__Problem statement__: Copy out every record below, word for word.

__Listed entries__:
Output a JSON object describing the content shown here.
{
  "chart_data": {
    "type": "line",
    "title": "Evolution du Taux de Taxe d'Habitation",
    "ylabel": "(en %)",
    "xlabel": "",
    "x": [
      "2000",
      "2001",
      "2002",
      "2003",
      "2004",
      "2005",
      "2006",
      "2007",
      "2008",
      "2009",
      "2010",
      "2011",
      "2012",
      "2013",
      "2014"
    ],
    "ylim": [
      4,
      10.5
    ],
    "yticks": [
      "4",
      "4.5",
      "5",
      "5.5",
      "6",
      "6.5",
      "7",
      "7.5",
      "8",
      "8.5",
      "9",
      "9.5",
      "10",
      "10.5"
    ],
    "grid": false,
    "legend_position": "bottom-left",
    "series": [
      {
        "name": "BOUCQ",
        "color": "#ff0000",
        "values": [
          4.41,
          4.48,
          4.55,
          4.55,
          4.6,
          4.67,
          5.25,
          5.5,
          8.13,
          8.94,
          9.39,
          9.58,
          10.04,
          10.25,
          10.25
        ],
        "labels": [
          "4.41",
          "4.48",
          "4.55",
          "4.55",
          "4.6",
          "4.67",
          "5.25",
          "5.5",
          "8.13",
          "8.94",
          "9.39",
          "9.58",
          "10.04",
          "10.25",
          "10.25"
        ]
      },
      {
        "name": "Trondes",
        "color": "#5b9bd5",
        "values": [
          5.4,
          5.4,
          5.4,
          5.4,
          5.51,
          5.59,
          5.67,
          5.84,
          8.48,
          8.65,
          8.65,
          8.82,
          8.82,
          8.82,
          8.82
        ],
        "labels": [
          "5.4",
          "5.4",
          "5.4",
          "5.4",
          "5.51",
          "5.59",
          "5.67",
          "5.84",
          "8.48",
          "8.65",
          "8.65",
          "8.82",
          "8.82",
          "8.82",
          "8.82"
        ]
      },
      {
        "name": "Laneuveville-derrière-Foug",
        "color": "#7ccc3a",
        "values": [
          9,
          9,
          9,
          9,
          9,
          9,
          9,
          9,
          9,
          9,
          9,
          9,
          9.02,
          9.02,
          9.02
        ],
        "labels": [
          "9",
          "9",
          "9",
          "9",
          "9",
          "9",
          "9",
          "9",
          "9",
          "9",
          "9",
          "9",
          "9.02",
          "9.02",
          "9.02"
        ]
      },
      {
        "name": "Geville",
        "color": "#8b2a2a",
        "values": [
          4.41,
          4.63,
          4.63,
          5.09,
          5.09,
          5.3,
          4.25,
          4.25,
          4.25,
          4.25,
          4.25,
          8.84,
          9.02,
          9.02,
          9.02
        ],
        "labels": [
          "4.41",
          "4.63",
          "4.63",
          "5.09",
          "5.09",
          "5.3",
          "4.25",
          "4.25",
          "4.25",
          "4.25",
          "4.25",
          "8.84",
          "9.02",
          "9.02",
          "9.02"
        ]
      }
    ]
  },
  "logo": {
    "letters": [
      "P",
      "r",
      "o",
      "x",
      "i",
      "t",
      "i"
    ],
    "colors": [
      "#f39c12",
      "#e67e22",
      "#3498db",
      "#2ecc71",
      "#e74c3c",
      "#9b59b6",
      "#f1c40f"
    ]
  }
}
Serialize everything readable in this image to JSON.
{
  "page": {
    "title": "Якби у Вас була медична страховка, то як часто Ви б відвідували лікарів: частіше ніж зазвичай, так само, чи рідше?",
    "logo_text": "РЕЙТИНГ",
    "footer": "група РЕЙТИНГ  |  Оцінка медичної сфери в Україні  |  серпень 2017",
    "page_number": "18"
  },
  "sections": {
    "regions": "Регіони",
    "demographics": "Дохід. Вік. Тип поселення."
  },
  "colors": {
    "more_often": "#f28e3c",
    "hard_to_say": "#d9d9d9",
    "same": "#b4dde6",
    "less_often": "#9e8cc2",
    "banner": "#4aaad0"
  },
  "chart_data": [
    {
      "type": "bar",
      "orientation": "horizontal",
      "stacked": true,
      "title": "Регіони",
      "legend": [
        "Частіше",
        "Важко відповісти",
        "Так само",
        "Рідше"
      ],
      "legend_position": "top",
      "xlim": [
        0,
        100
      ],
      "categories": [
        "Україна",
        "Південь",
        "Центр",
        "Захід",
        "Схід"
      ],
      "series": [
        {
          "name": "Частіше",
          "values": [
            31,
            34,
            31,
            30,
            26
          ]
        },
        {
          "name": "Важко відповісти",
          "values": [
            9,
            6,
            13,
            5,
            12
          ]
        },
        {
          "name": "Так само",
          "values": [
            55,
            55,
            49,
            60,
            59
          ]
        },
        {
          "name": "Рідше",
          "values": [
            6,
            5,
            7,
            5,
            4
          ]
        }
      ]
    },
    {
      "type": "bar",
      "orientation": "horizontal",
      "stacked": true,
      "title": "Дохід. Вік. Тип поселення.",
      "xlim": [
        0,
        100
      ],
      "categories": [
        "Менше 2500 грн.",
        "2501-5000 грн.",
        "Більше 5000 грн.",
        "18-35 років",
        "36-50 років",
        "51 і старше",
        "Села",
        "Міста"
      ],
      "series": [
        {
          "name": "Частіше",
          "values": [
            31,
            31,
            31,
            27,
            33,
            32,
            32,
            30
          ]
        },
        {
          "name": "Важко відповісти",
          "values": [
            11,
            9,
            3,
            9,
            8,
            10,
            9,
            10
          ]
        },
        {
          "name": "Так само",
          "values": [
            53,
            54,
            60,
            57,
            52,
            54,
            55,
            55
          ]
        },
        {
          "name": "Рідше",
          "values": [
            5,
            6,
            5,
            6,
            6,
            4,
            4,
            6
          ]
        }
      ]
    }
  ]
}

__Finished answer__:
Output a JSON object describing the content shown here.
{
  "chart_data": {
    "type": "line",
    "title": "Evolution du Taux de Taxe d'Habitation",
    "ylabel": "(en %)",
    "xlabel": "",
    "x": [
      "2000",
      "2001",
      "2002",
      "2003",
      "2004",
      "2005",
      "2006",
      "2007",
      "2008",
      "2009",
      "2010",
      "2011",
      "2012",
      "2013",
      "2014"
    ],
    "ylim": [
      4,
      10.5
    ],
    "yticks": [
      "4",
      "4.5",
      "5",
      "5.5",
      "6",
      "6.5",
      "7",
      "7.5",
      "8",
      "8.5",
      "9",
      "9.5",
      "10",
      "10.5"
    ],
    "grid": false,
    "legend_position": "bottom-left",
    "series": [
      {
        "name": "BOUCQ",
        "color": "#ff0000",
        "values": [
          4.41,
          4.48,
          4.55,
          4.55,
          4.6,
          4.67,
          5.25,
          5.5,
          8.13,
          8.94,
          9.39,
          9.58,
          10.04,
          10.25,
          10.25
        ],
        "labels": [
          "4.41",
          "4.48",
          "4.55",
          "4.55",
          "4.6",
          "4.67",
          "5.25",
          "5.5",
          "8.13",
          "8.94",
          "9.39",
          "9.58",
          "10.04",
          "10.25",
          "10.25"
        ]
      },
      {
        "name": "Trondes",
        "color": "#5b9bd5",
        "values": [
          5.4,
          5.4,
          5.4,
          5.4,
          5.51,
          5.59,
          5.67,
          5.84,
          8.48,
          8.65,
          8.65,
          8.82,
          8.82,
          8.82,
          8.82
        ],
        "labels": [
          "5.4",
          "5.4",
          "5.4",
          "5.4",
          "5.51",
          "5.59",
          "5.67",
          "5.84",
          "8.48",
          "8.65",
          "8.65",
          "8.82",
          "8.82",
          "8.82",
          "8.82"
        ]
      },
      {
        "name": "Laneuveville-derrière-Foug",
        "color": "#7ccc3a",
        "values": [
          9,
          9,
          9,
          9,
          9,
          9,
          9,
          9,
          9,
          9,
          9,
          9,
          9.02,
          9.02,
          9.02
        ],
        "labels": [
          "9",
          "9",
          "9",
          "9",
          "9",
          "9",
          "9",
          "9",
          "9",
          "9",
          "9",
          "9",
          "9.02",
          "9.02",
          "9.02"
        ]
      },
      {
        "name": "Geville",
        "color": "#8b2a2a",
        "values": [
          4.41,
          4.63,
          4.63,
          5.09,
          5.09,
          5.3,
          4.25,
          4.25,
          4.25,
          4.25,
          4.25,
          8.84,
          9.02,
          9.02,
          9.02
        ],
        "labels": [
          "4.41",
          "4.63",
          "4.63",
          "5.09",
          "5.09",
          "5.3",
          "4.25",
          "4.25",
          "4.25",
          "4.25",
          "4.25",
          "8.84",
          "9.02",
          "9.02",
          "9.02"
        ]
      }
    ]
  },
  "logo": {
    "letters": [
      "P",
      "r",
      "o",
      "x",
      "i",
      "t",
      "i"
    ],
    "colors": [
      "#f39c12",
      "#e67e22",
      "#3498db",
      "#2ecc71",
      "#e74c3c",
      "#9b59b6",
      "#f1c40f"
    ]
  }
}
Serialize everything readable in this image to JSON.
{
  "page": {
    "title": "Якби у Вас була медична страховка, то як часто Ви б відвідували лікарів: частіше ніж зазвичай, так само, чи рідше?",
    "logo_text": "РЕЙТИНГ",
    "footer": "група РЕЙТИНГ  |  Оцінка медичної сфери в Україні  |  серпень 2017",
    "page_number": "18"
  },
  "sections": {
    "regions": "Регіони",
    "demographics": "Дохід. Вік. Тип поселення."
  },
  "colors": {
    "more_often": "#f28e3c",
    "hard_to_say": "#d9d9d9",
    "same": "#b4dde6",
    "less_often": "#9e8cc2",
    "banner": "#4aaad0"
  },
  "chart_data": [
    {
      "type": "bar",
      "orientation": "horizontal",
      "stacked": true,
      "title": "Регіони",
      "legend": [
        "Частіше",
        "Важко відповісти",
        "Так само",
        "Рідше"
      ],
      "legend_position": "top",
      "xlim": [
        0,
        100
      ],
      "categories": [
        "Україна",
        "Південь",
        "Центр",
        "Захід",
        "Схід"
      ],
      "series": [
        {
          "name": "Частіше",
          "values": [
            31,
            34,
            31,
            30,
            26
          ]
        },
        {
          "name": "Важко відповісти",
          "values": [
            9,
            6,
            13,
            5,
            12
          ]
        },
        {
          "name": "Так само",
          "values": [
            55,
            55,
            49,
            60,
            59
          ]
        },
        {
          "name": "Рідше",
          "values": [
            6,
            5,
            7,
            5,
            4
          ]
        }
      ]
    },
    {
      "type": "bar",
      "orientation": "horizontal",
      "stacked": true,
      "title": "Дохід. Вік. Тип поселення.",
      "xlim": [
        0,
        100
      ],
      "categories": [
        "Менше 2500 грн.",
        "2501-5000 грн.",
        "Більше 5000 грн.",
        "18-35 років",
        "36-50 років",
        "51 і старше",
        "Села",
        "Міста"
      ],
      "series": [
        {
          "name": "Частіше",
          "values": [
            31,
            31,
            31,
            27,
            33,
            32,
            32,
            30
          ]
        },
        {
          "name": "Важко відповісти",
          "values": [
            11,
            9,
            3,
            9,
            8,
            10,
            9,
            10
          ]
        },
        {
          "name": "Так само",
          "values": [
            53,
            54,
            60,
            57,
            52,
            54,
            55,
            55
          ]
        },
        {
          "name": "Рідше",
          "values": [
            5,
            6,
            5,
            6,
            6,
            4,
            4,
            6
          ]
        }
      ]
    }
  ]
}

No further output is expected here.